** begin RECORD LIST **

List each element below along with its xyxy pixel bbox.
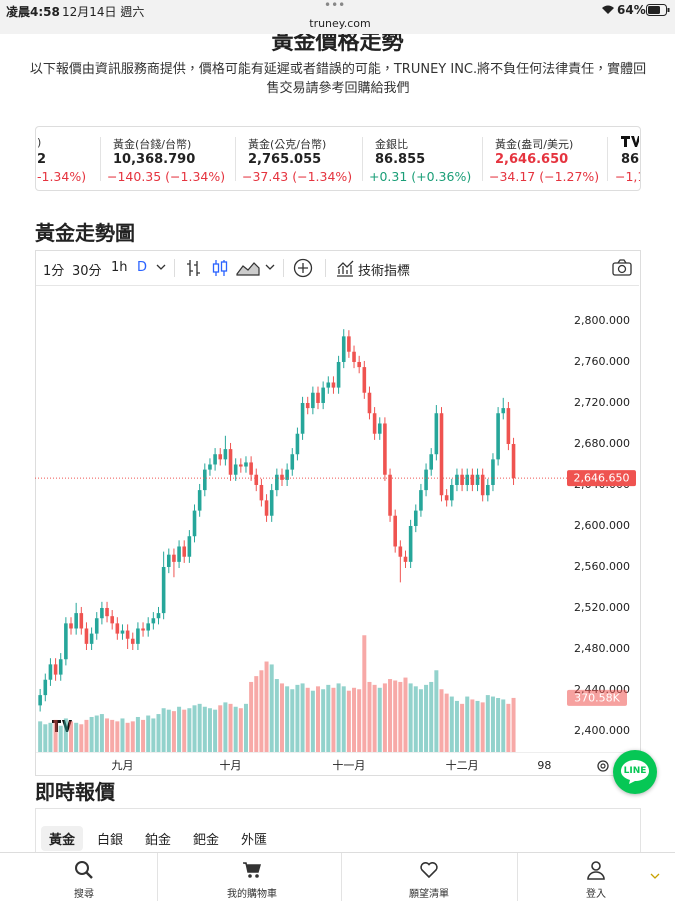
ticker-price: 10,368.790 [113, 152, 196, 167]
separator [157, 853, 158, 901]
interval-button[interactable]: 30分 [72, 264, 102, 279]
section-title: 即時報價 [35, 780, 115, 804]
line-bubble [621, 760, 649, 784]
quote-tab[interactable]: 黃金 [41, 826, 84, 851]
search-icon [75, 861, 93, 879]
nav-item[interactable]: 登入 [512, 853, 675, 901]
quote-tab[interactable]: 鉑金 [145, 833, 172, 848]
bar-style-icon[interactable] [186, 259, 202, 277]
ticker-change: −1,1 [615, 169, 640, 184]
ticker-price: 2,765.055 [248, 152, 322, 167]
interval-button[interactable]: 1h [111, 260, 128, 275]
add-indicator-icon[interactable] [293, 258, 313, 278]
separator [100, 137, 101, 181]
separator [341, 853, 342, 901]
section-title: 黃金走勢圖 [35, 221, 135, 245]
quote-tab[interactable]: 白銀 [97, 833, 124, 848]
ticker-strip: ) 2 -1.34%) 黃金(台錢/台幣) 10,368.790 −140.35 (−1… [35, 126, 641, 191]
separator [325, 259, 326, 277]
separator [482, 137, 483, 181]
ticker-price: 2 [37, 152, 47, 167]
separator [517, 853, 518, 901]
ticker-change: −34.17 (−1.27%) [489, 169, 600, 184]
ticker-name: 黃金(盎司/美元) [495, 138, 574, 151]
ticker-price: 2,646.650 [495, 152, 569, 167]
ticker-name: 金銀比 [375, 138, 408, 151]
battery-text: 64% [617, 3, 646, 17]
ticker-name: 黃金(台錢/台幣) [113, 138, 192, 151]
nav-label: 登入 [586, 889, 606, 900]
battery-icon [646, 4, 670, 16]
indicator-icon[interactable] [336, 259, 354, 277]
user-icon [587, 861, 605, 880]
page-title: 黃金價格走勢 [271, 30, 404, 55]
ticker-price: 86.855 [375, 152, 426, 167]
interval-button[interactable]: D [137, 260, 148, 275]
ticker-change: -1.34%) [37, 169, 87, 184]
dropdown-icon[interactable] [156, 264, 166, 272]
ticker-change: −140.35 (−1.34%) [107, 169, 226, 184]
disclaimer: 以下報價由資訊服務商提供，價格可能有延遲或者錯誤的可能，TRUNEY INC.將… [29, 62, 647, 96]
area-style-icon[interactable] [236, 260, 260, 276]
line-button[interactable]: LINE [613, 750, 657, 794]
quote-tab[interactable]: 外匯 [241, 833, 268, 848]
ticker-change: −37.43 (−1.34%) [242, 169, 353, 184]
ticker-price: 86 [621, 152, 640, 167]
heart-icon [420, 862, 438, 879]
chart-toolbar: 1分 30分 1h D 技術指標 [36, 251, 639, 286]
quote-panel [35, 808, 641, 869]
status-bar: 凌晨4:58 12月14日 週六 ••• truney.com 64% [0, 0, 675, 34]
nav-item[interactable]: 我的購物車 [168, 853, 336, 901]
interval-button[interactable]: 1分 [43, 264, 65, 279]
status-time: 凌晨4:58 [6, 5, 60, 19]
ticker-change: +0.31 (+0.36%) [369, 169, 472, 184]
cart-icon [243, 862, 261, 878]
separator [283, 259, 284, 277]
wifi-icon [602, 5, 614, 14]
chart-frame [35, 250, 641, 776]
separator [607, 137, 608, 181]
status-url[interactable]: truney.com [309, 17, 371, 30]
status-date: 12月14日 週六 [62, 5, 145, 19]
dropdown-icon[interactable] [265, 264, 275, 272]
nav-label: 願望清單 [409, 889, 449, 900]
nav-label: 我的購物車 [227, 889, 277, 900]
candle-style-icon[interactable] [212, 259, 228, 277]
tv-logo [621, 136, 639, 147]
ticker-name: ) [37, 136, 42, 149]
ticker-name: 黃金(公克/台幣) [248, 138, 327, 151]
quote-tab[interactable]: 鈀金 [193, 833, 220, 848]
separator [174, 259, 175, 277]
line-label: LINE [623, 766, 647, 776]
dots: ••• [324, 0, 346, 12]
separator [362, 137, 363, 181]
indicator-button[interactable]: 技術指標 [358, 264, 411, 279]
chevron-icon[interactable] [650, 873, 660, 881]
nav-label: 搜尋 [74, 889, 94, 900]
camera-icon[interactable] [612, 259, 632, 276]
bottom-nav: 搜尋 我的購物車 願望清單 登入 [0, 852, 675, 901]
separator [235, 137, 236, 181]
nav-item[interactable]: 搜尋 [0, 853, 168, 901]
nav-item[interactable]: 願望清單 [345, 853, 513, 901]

** end RECORD LIST **

WHAT THIS TASK INVOLVES >> Please quote all of the material above verbatim, leaving out the pictures.

FINISHED EXERCISE >>
List each element below along with its xyxy pixel bbox.
ticker-price: 10,368.790 [113, 152, 196, 167]
separator [157, 853, 158, 901]
interval-button[interactable]: 30分 [72, 264, 102, 279]
section-title: 即時報價 [35, 780, 115, 804]
line-bubble [621, 760, 649, 784]
quote-tab[interactable]: 黃金 [41, 826, 84, 851]
search-icon [75, 861, 93, 879]
nav-item[interactable]: 登入 [512, 853, 675, 901]
quote-tab[interactable]: 鉑金 [145, 833, 172, 848]
bar-style-icon[interactable] [186, 259, 202, 277]
ticker-change: −1,1 [615, 169, 640, 184]
ticker-price: 2,765.055 [248, 152, 322, 167]
interval-button[interactable]: 1h [111, 260, 128, 275]
add-indicator-icon[interactable] [293, 258, 313, 278]
separator [100, 137, 101, 181]
separator [341, 853, 342, 901]
section-title: 黃金走勢圖 [35, 221, 135, 245]
quote-tab[interactable]: 白銀 [97, 833, 124, 848]
ticker-strip: ) 2 -1.34%) 黃金(台錢/台幣) 10,368.790 −140.35 (−1… [35, 126, 641, 191]
separator [325, 259, 326, 277]
separator [482, 137, 483, 181]
ticker-price: 2 [37, 152, 47, 167]
separator [517, 853, 518, 901]
ticker-change: −34.17 (−1.27%) [489, 169, 600, 184]
ticker-name: 黃金(盎司/美元) [495, 138, 574, 151]
ticker-price: 2,646.650 [495, 152, 569, 167]
ticker-name: 金銀比 [375, 138, 408, 151]
battery-text: 64% [617, 3, 646, 17]
ticker-name: 黃金(台錢/台幣) [113, 138, 192, 151]
nav-label: 登入 [586, 889, 606, 900]
battery-icon [646, 4, 670, 16]
indicator-icon[interactable] [336, 259, 354, 277]
user-icon [587, 861, 605, 880]
page-title: 黃金價格走勢 [271, 30, 404, 55]
ticker-price: 86.855 [375, 152, 426, 167]
interval-button[interactable]: D [137, 260, 148, 275]
ticker-change: -1.34%) [37, 169, 87, 184]
dropdown-icon[interactable] [156, 264, 166, 272]
ticker-change: −140.35 (−1.34%) [107, 169, 226, 184]
disclaimer: 以下報價由資訊服務商提供，價格可能有延遲或者錯誤的可能，TRUNEY INC.將… [29, 62, 647, 96]
area-style-icon[interactable] [236, 260, 260, 276]
line-button[interactable]: LINE [613, 750, 657, 794]
quote-tab[interactable]: 外匯 [241, 833, 268, 848]
ticker-change: −37.43 (−1.34%) [242, 169, 353, 184]
ticker-price: 86 [621, 152, 640, 167]
heart-icon [420, 862, 438, 879]
chart-toolbar: 1分 30分 1h D 技術指標 [36, 251, 639, 286]
quote-panel [35, 808, 641, 869]
status-bar: 凌晨4:58 12月14日 週六 ••• truney.com 64% [0, 0, 675, 34]
nav-item[interactable]: 我的購物車 [168, 853, 336, 901]
interval-button[interactable]: 1分 [43, 264, 65, 279]
status-time: 凌晨4:58 [6, 5, 60, 19]
ticker-change: +0.31 (+0.36%) [369, 169, 472, 184]
cart-icon [243, 862, 261, 878]
separator [283, 259, 284, 277]
wifi-icon [602, 5, 614, 14]
chart-frame [35, 250, 641, 776]
separator [607, 137, 608, 181]
status-url[interactable]: truney.com [309, 17, 371, 30]
status-date: 12月14日 週六 [62, 5, 145, 19]
dropdown-icon[interactable] [265, 264, 275, 272]
nav-label: 願望清單 [409, 889, 449, 900]
nav-label: 我的購物車 [227, 889, 277, 900]
candle-style-icon[interactable] [212, 259, 228, 277]
tv-logo [621, 136, 639, 147]
ticker-name: ) [37, 136, 42, 149]
ticker-name: 黃金(公克/台幣) [248, 138, 327, 151]
quote-tab[interactable]: 鈀金 [193, 833, 220, 848]
separator [174, 259, 175, 277]
line-label: LINE [623, 766, 647, 776]
dots: ••• [324, 0, 346, 12]
separator [362, 137, 363, 181]
indicator-button[interactable]: 技術指標 [358, 264, 411, 279]
chevron-icon[interactable] [650, 873, 660, 881]
nav-label: 搜尋 [74, 889, 94, 900]
camera-icon[interactable] [612, 259, 632, 276]
bottom-nav: 搜尋 我的購物車 願望清單 登入 [0, 852, 675, 901]
separator [235, 137, 236, 181]
nav-item[interactable]: 搜尋 [0, 853, 168, 901]
nav-item[interactable]: 願望清單 [345, 853, 513, 901]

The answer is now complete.